## Exercise brief
Go through the items and list each line that contains the word "most".

## Items
□ □ □ □
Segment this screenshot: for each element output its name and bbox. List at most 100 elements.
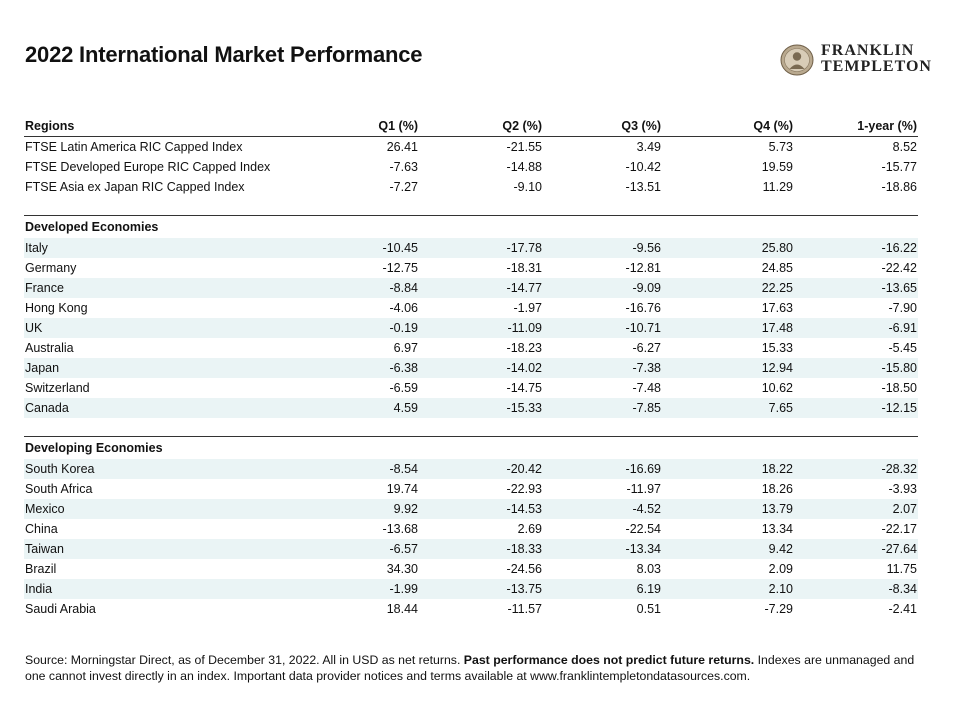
table-row: Japan -6.38 -14.02 -7.38 12.94 -15.80 [24, 358, 918, 378]
value-cell: 11.29 [762, 180, 793, 194]
value-cell: -10.42 [625, 160, 661, 174]
value-cell: -4.06 [389, 301, 419, 315]
value-cell: -15.80 [794, 358, 918, 378]
value-cell: -6.38 [346, 358, 419, 378]
value-cell: -15.77 [881, 160, 917, 174]
column-header-q2: Q2 (%) [419, 116, 543, 137]
column-header-q3: Q3 (%) [543, 116, 662, 137]
column-header-1-year: 1-year (%) [794, 116, 918, 137]
footnote-text-2: Indexes are unmanaged and one cannot inv… [25, 653, 915, 683]
spacer-cell [24, 418, 918, 437]
portrait-seal-icon [780, 44, 814, 76]
value-cell: 13.34 [761, 522, 793, 536]
value-cell: -3.93 [888, 482, 918, 496]
value-cell: 6.97 [393, 341, 418, 355]
value-cell: -15.33 [419, 398, 543, 418]
page-title: 2022 International Market Performance [25, 42, 423, 67]
value-cell: 10.62 [761, 381, 793, 395]
value-cell: -18.31 [506, 261, 542, 275]
value-cell: -16.22 [794, 238, 918, 258]
value-cell: -18.50 [881, 381, 917, 395]
value-cell: -18.23 [506, 341, 542, 355]
value-cell: -13.68 [382, 522, 418, 536]
value-cell: -2.41 [888, 602, 918, 616]
table-row: FTSE Latin America RIC Capped Index 26.41… [24, 137, 918, 158]
row-label: France [24, 278, 346, 298]
row-label: Taiwan [24, 539, 346, 559]
value-cell: -7.90 [888, 301, 918, 315]
value-cell: -9.10 [513, 180, 543, 194]
value-cell: 18.44 [386, 602, 418, 616]
section-spacer [24, 418, 918, 437]
table-row: Canada 4.59 -15.33 -7.85 7.65 -12.15 [24, 398, 918, 418]
row-label: FTSE Latin America RIC Capped Index [25, 140, 243, 154]
value-cell: -27.64 [794, 539, 918, 559]
value-cell: -1.99 [346, 579, 419, 599]
value-cell: -12.15 [794, 398, 918, 418]
value-cell: 17.63 [761, 301, 793, 315]
value-cell: 24.85 [761, 261, 793, 275]
row-label: Mexico [24, 499, 346, 519]
value-cell: -28.32 [794, 459, 918, 479]
value-cell: -6.59 [389, 381, 419, 395]
value-cell: -14.53 [419, 499, 543, 519]
value-cell: 8.03 [636, 562, 661, 576]
value-cell: -6.27 [632, 341, 662, 355]
table-row: France -8.84 -14.77 -9.09 22.25 -13.65 [24, 278, 918, 298]
table-row: Italy -10.45 -17.78 -9.56 25.80 -16.22 [24, 238, 918, 258]
row-label: India [24, 579, 346, 599]
value-cell: 15.33 [761, 341, 793, 355]
table-row: Australia 6.97 -18.23 -6.27 15.33 -5.45 [24, 338, 918, 358]
value-cell: -16.69 [543, 459, 662, 479]
value-cell: 2.10 [662, 579, 794, 599]
value-cell: 34.30 [386, 562, 418, 576]
value-cell: -5.45 [888, 341, 918, 355]
value-cell: 6.19 [543, 579, 662, 599]
value-cell: -11.57 [507, 602, 542, 616]
value-cell: -7.85 [543, 398, 662, 418]
row-label: South Africa [25, 482, 93, 496]
section-heading: Developing Economies [24, 436, 918, 459]
row-label: UK [24, 318, 346, 338]
value-cell: -24.56 [506, 562, 542, 576]
value-cell: -9.09 [543, 278, 662, 298]
row-label: China [25, 522, 58, 536]
value-cell: -22.93 [506, 482, 542, 496]
table-row: Hong Kong -4.06 -1.97 -16.76 17.63 -7.90 [24, 298, 918, 318]
row-label: Italy [24, 238, 346, 258]
value-cell: -16.76 [625, 301, 661, 315]
table-row: FTSE Asia ex Japan RIC Capped Index -7.27… [24, 177, 918, 197]
row-label: Saudi Arabia [25, 602, 96, 616]
value-cell: 9.42 [662, 539, 794, 559]
spacer-cell [24, 197, 918, 216]
table-row: Taiwan -6.57 -18.33 -13.34 9.42 -27.64 [24, 539, 918, 559]
table-row: Germany -12.75 -18.31 -12.81 24.85 -22.42 [24, 258, 918, 278]
column-header-regions: Regions [24, 116, 346, 137]
table-row: FTSE Developed Europe RIC Capped Index -7… [24, 157, 918, 177]
value-cell: -21.55 [506, 140, 542, 154]
value-cell: -11.09 [419, 318, 543, 338]
value-cell: -4.52 [543, 499, 662, 519]
row-label: Hong Kong [25, 301, 88, 315]
value-cell: 5.73 [768, 140, 793, 154]
value-cell: -8.34 [794, 579, 918, 599]
value-cell: -22.42 [881, 261, 917, 275]
value-cell: -14.77 [419, 278, 543, 298]
row-label: South Korea [24, 459, 346, 479]
row-label: Australia [25, 341, 74, 355]
value-cell: -7.38 [543, 358, 662, 378]
value-cell: 13.79 [662, 499, 794, 519]
value-cell: 18.26 [761, 482, 793, 496]
value-cell: 19.74 [386, 482, 418, 496]
value-cell: -6.57 [346, 539, 419, 559]
value-cell: -7.63 [389, 160, 419, 174]
value-cell: -12.81 [625, 261, 661, 275]
value-cell: -8.54 [346, 459, 419, 479]
value-cell: 26.41 [386, 140, 418, 154]
value-cell: -0.19 [346, 318, 419, 338]
value-cell: -1.97 [513, 301, 543, 315]
value-cell: -14.75 [506, 381, 542, 395]
value-cell: -9.56 [543, 238, 662, 258]
value-cell: -18.86 [881, 180, 917, 194]
value-cell: 2.69 [517, 522, 542, 536]
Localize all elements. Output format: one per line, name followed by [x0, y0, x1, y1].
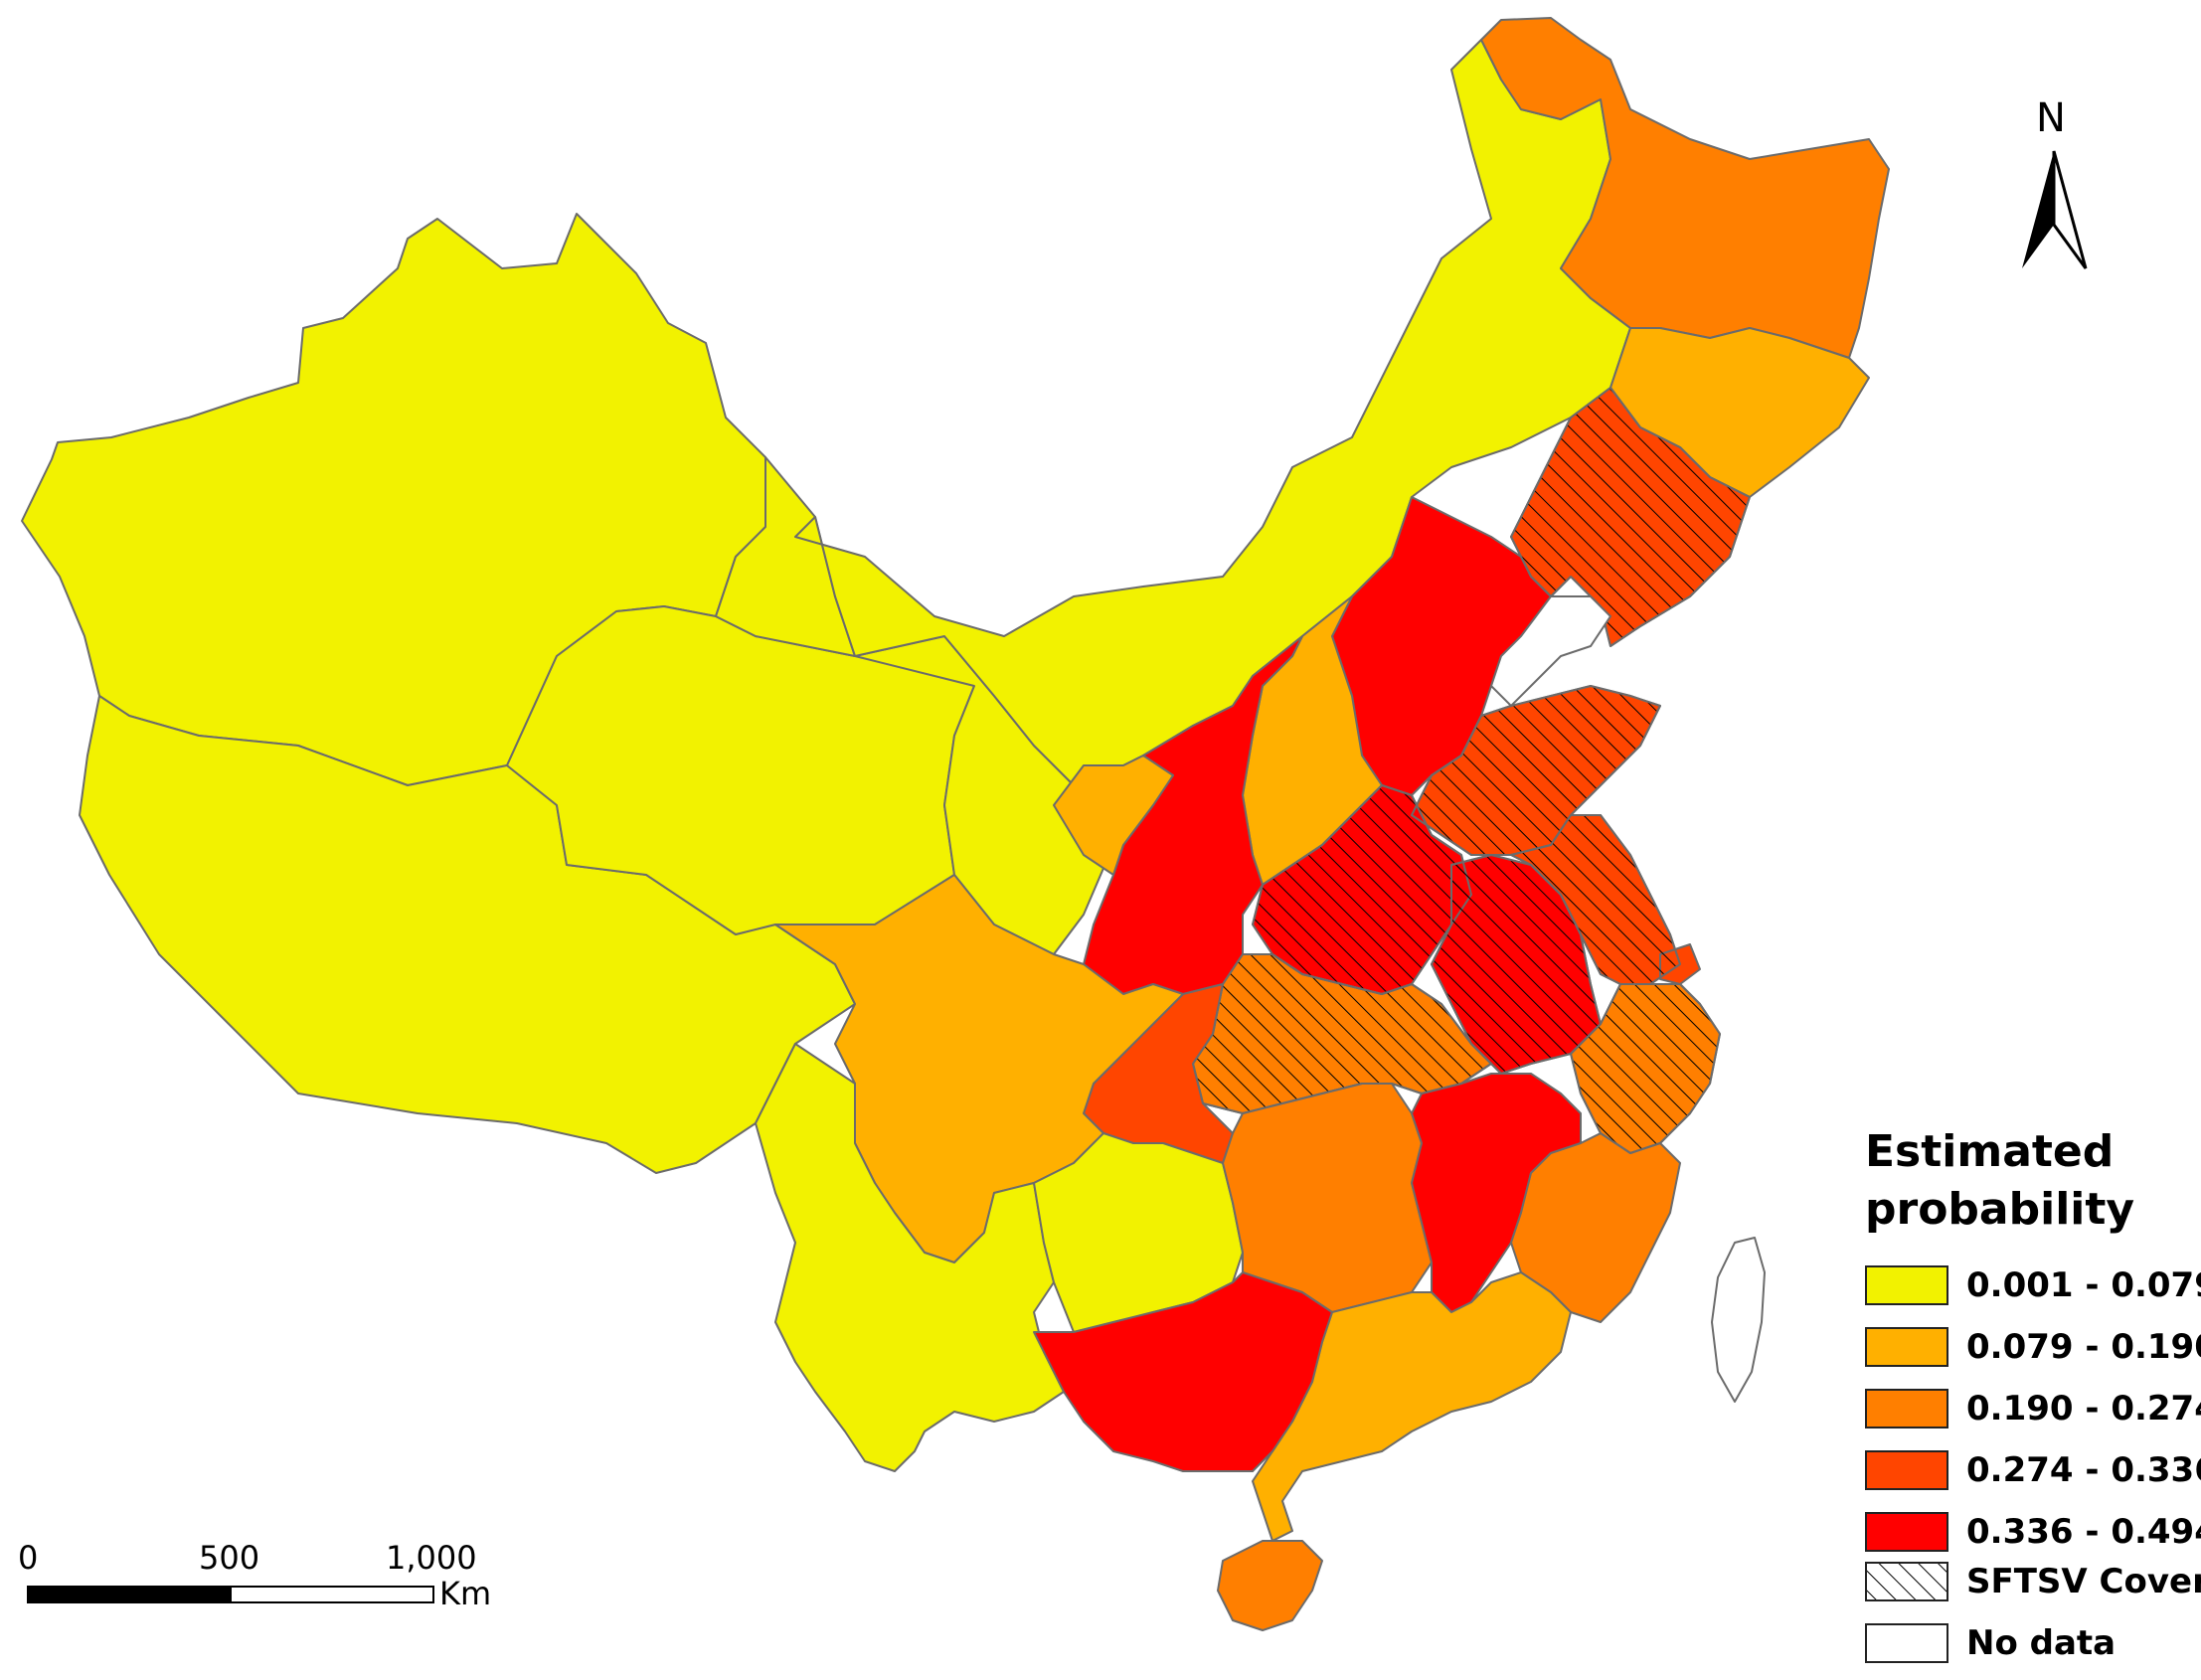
region-taiwan: [1711, 1237, 1766, 1403]
north-label: N: [2036, 95, 2066, 141]
legend-label-class-1: 0.079 - 0.190: [1966, 1327, 2201, 1367]
region-guangxi: [1033, 1271, 1333, 1472]
legend-row-class-2: 0.190 - 0.274: [1865, 1380, 2201, 1437]
region-shandong-hatch: [1411, 685, 1661, 856]
legend-title: Estimated probability: [1865, 1123, 2134, 1239]
legend-swatch-no-data: [1865, 1623, 1948, 1663]
legend-label-class-3: 0.274 - 0.336: [1966, 1450, 2201, 1490]
legend-row-no-data: No data: [1865, 1614, 2116, 1672]
north-arrow-icon: [2022, 150, 2088, 269]
scale-bar: [27, 1586, 434, 1603]
region-guangdong: [1252, 1271, 1572, 1542]
legend-swatch-class-2: [1865, 1389, 1948, 1428]
legend-row-class-0: 0.001 - 0.079: [1865, 1257, 2201, 1314]
region-zhejiang-hatch: [1570, 983, 1721, 1154]
legend-row-class-3: 0.274 - 0.336: [1865, 1441, 2201, 1499]
legend-swatch-class-3: [1865, 1450, 1948, 1490]
region-jiangsu-hatch: [1510, 814, 1681, 985]
legend-swatch-class-1: [1865, 1327, 1948, 1367]
scale-tick-500: 500: [199, 1539, 260, 1577]
region-ningxia: [1053, 755, 1174, 876]
region-fujian: [1510, 1132, 1681, 1323]
scale-bar-black-segment: [27, 1586, 232, 1603]
scale-bar-white-segment: [230, 1586, 434, 1603]
region-hainan: [1217, 1540, 1323, 1631]
legend-swatch-class-4: [1865, 1512, 1948, 1552]
legend-label-class-0: 0.001 - 0.079: [1966, 1265, 2201, 1305]
legend-label-no-data: No data: [1966, 1623, 2116, 1663]
legend-row-sftsv-cover: SFTSV Cover: [1958, 1553, 2201, 1610]
legend-swatch-sftsv-cover: [1865, 1562, 1948, 1601]
legend-row-class-4: 0.336 - 0.494: [1865, 1503, 2201, 1561]
region-hubei-hatch: [1192, 953, 1492, 1114]
bohai-sea: [1489, 595, 1612, 708]
legend-title-line1: Estimated: [1865, 1126, 2115, 1177]
legend-label-class-4: 0.336 - 0.494: [1966, 1512, 2201, 1552]
province-regions: [21, 17, 1890, 1631]
region-liaoning-hatch: [1510, 387, 1751, 647]
scale-tick-0: 0: [18, 1539, 39, 1577]
legend-label-class-2: 0.190 - 0.274: [1966, 1389, 2201, 1428]
scale-unit: Km: [439, 1575, 492, 1612]
legend-row-class-1: 0.079 - 0.190: [1865, 1318, 2201, 1376]
legend-title-line2: probability: [1865, 1184, 2135, 1235]
legend-label-sftsv-cover: SFTSV Cover: [1966, 1562, 2201, 1601]
scale-tick-1000: 1,000: [386, 1539, 477, 1577]
legend-swatch-class-0: [1865, 1265, 1948, 1305]
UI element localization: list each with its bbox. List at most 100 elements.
□ □ □ □
## Reply to the exercise
Segment this screenshot: for each element output its name and bbox. List at most 100 elements.
UI element localization: list each with its bbox. List at most 100 elements.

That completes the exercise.